Short problem →
Repeat every record below exactly, but leave out any pictures.

(Stored items from a collection)
______________________________
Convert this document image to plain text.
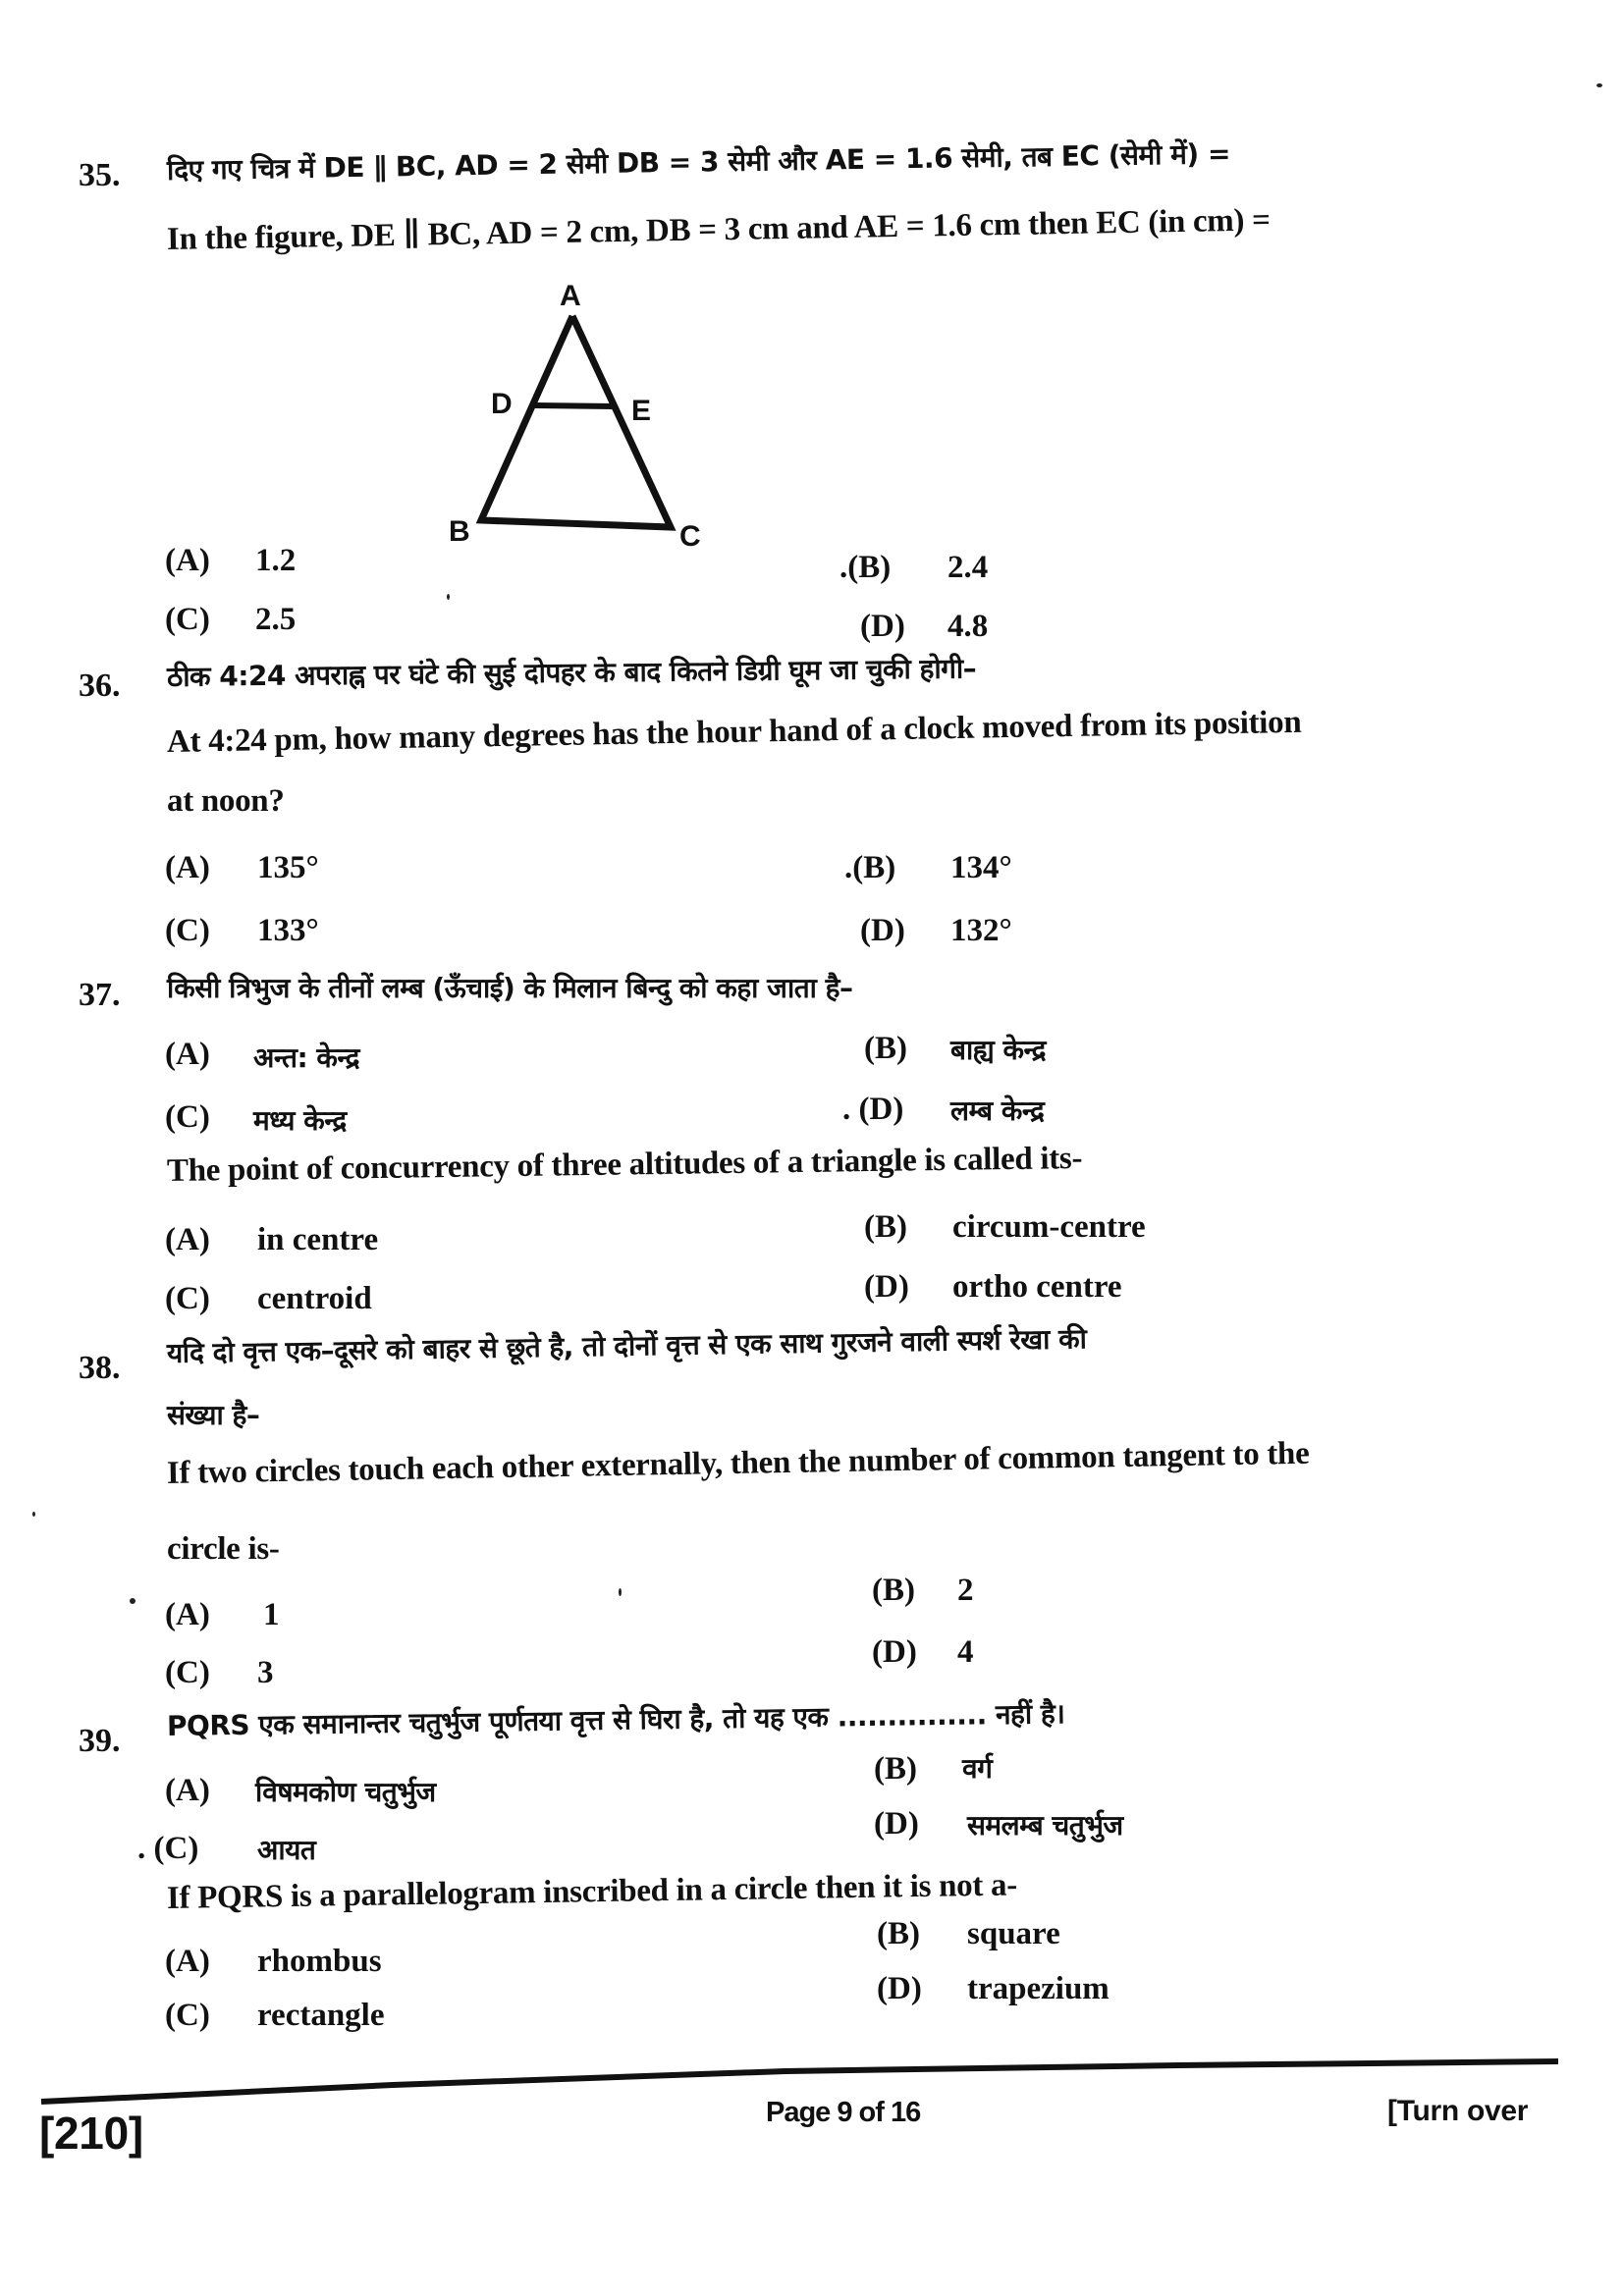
35. दिए गए चित्र में DE ∥ BC, AD = 2 सेमी DB = 3 सेमी और AE = 1.6 सेमी, तब EC (सेमी में) =
In the figure, DE ∥ BC, AD = 2 cm, DB = 3 cm and AE = 1.6 cm then EC (in cm) =
A
D	E
B	C
(A) 1.2	.(B) 2.4
(C) 2.5	(D) 4.8
36. ठीक 4:24 अपराह्न पर घंटे की सुई दोपहर के बाद कितने डिग्री घूम जा चुकी होगी–
At 4:24 pm, how many degrees has the hour hand of a clock moved from its position
at noon?
(A) 135°	.(B) 134°
(C) 133°	(D) 132°
37. किसी त्रिभुज के तीनों लम्ब (ऊँचाई) के मिलान बिन्दु को कहा जाता है–
(A) अन्त: केन्द्र	(B) बाह्य केन्द्र
(C) मध्य केन्द्र	. (D) लम्ब केन्द्र
The point of concurrency of three altitudes of a triangle is called its-
(A) in centre	(B) circum-centre
(C) centroid	(D) ortho centre
38. यदि दो वृत्त एक–दूसरे को बाहर से छूते है, तो दोनों वृत्त से एक साथ गुरजने वाली स्पर्श रेखा की
संख्या है–
If two circles touch each other externally, then the number of common tangent to the
circle is-
(A) 1
(B) 2
(C) 3
(D) 4
39. PQRS एक समानान्तर चतुर्भुज पूर्णतया वृत्त से घिरा है, तो यह एक ............... नहीं है।
(A) विषमकोण चतुर्भुज
(B) वर्ग
. (C) आयत
(D) समलम्ब चतुर्भुज
If PQRS is a parallelogram inscribed in a circle then it is not a-
(A) rhombus
(B) square
(C) rectangle
(D) trapezium
[210]	Page 9 of 16	[Turn over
______________________________
Result of this task →
Convert this document image to plain text.
35. दिए गए चित्र में DE ∥ BC, AD = 2 सेमी DB = 3 सेमी और AE = 1.6 सेमी, तब EC (सेमी में) =
In the figure, DE ∥ BC, AD = 2 cm, DB = 3 cm and AE = 1.6 cm then EC (in cm) =
A
D	E
B	C
(A) 1.2	.(B) 2.4
(C) 2.5	(D) 4.8
36. ठीक 4:24 अपराह्न पर घंटे की सुई दोपहर के बाद कितने डिग्री घूम जा चुकी होगी–
At 4:24 pm, how many degrees has the hour hand of a clock moved from its position
at noon?
(A) 135°	.(B) 134°
(C) 133°	(D) 132°
37. किसी त्रिभुज के तीनों लम्ब (ऊँचाई) के मिलान बिन्दु को कहा जाता है–
(A) अन्त: केन्द्र	(B) बाह्य केन्द्र
(C) मध्य केन्द्र	. (D) लम्ब केन्द्र
The point of concurrency of three altitudes of a triangle is called its-
(A) in centre	(B) circum-centre
(C) centroid	(D) ortho centre
38. यदि दो वृत्त एक–दूसरे को बाहर से छूते है, तो दोनों वृत्त से एक साथ गुरजने वाली स्पर्श रेखा की
संख्या है–
If two circles touch each other externally, then the number of common tangent to the
circle is-
(A) 1
(B) 2
(C) 3
(D) 4
39. PQRS एक समानान्तर चतुर्भुज पूर्णतया वृत्त से घिरा है, तो यह एक ............... नहीं है।
(A) विषमकोण चतुर्भुज
(B) वर्ग
. (C) आयत
(D) समलम्ब चतुर्भुज
If PQRS is a parallelogram inscribed in a circle then it is not a-
(A) rhombus
(B) square
(C) rectangle
(D) trapezium
[210]	Page 9 of 16	[Turn over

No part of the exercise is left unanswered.